[Aim] The exercise asks for every line of the data to be reproduced exactly.
====== Data in this exercise
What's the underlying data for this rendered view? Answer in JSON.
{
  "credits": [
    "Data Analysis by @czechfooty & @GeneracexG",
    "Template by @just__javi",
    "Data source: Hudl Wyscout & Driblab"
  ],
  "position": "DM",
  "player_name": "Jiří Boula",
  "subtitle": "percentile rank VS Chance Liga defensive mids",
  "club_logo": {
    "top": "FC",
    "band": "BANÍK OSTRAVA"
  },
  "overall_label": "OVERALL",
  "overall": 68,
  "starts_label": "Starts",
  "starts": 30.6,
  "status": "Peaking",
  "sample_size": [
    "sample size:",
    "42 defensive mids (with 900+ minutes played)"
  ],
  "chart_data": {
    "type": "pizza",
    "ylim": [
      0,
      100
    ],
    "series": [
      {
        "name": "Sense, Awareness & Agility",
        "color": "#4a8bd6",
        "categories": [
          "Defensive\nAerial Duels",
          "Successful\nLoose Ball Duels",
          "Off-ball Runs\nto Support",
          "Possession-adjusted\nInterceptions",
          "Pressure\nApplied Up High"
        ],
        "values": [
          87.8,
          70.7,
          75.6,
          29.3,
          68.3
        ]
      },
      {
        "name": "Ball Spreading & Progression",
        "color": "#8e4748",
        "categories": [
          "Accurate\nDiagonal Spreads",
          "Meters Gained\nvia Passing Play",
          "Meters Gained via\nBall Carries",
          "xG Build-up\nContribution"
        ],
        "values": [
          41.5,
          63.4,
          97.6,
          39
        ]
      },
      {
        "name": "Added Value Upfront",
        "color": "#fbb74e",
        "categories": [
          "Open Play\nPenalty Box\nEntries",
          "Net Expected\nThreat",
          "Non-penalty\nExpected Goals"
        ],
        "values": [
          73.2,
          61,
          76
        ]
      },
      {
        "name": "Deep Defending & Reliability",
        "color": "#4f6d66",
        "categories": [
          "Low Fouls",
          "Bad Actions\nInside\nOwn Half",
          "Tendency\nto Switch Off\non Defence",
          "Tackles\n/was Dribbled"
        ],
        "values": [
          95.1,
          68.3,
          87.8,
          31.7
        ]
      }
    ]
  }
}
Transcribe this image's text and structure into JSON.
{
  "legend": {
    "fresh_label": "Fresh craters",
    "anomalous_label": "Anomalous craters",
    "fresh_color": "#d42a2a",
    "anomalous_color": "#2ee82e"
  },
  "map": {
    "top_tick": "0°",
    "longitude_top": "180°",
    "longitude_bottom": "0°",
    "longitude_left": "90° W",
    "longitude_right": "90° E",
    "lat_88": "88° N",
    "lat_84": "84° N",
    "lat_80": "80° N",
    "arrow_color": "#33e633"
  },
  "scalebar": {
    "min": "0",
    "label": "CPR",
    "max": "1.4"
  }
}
============
[In response]
What's the underlying data for this rendered view? Answer in JSON.
{
  "credits": [
    "Data Analysis by @czechfooty & @GeneracexG",
    "Template by @just__javi",
    "Data source: Hudl Wyscout & Driblab"
  ],
  "position": "DM",
  "player_name": "Jiří Boula",
  "subtitle": "percentile rank VS Chance Liga defensive mids",
  "club_logo": {
    "top": "FC",
    "band": "BANÍK OSTRAVA"
  },
  "overall_label": "OVERALL",
  "overall": 68,
  "starts_label": "Starts",
  "starts": 30.6,
  "status": "Peaking",
  "sample_size": [
    "sample size:",
    "42 defensive mids (with 900+ minutes played)"
  ],
  "chart_data": {
    "type": "pizza",
    "ylim": [
      0,
      100
    ],
    "series": [
      {
        "name": "Sense, Awareness & Agility",
        "color": "#4a8bd6",
        "categories": [
          "Defensive\nAerial Duels",
          "Successful\nLoose Ball Duels",
          "Off-ball Runs\nto Support",
          "Possession-adjusted\nInterceptions",
          "Pressure\nApplied Up High"
        ],
        "values": [
          87.8,
          70.7,
          75.6,
          29.3,
          68.3
        ]
      },
      {
        "name": "Ball Spreading & Progression",
        "color": "#8e4748",
        "categories": [
          "Accurate\nDiagonal Spreads",
          "Meters Gained\nvia Passing Play",
          "Meters Gained via\nBall Carries",
          "xG Build-up\nContribution"
        ],
        "values": [
          41.5,
          63.4,
          97.6,
          39
        ]
      },
      {
        "name": "Added Value Upfront",
        "color": "#fbb74e",
        "categories": [
          "Open Play\nPenalty Box\nEntries",
          "Net Expected\nThreat",
          "Non-penalty\nExpected Goals"
        ],
        "values": [
          73.2,
          61,
          76
        ]
      },
      {
        "name": "Deep Defending & Reliability",
        "color": "#4f6d66",
        "categories": [
          "Low Fouls",
          "Bad Actions\nInside\nOwn Half",
          "Tendency\nto Switch Off\non Defence",
          "Tackles\n/was Dribbled"
        ],
        "values": [
          95.1,
          68.3,
          87.8,
          31.7
        ]
      }
    ]
  }
}
Transcribe this image's text and structure into JSON.
{
  "legend": {
    "fresh_label": "Fresh craters",
    "anomalous_label": "Anomalous craters",
    "fresh_color": "#d42a2a",
    "anomalous_color": "#2ee82e"
  },
  "map": {
    "top_tick": "0°",
    "longitude_top": "180°",
    "longitude_bottom": "0°",
    "longitude_left": "90° W",
    "longitude_right": "90° E",
    "lat_88": "88° N",
    "lat_84": "84° N",
    "lat_80": "80° N",
    "arrow_color": "#33e633"
  },
  "scalebar": {
    "min": "0",
    "label": "CPR",
    "max": "1.4"
  }
}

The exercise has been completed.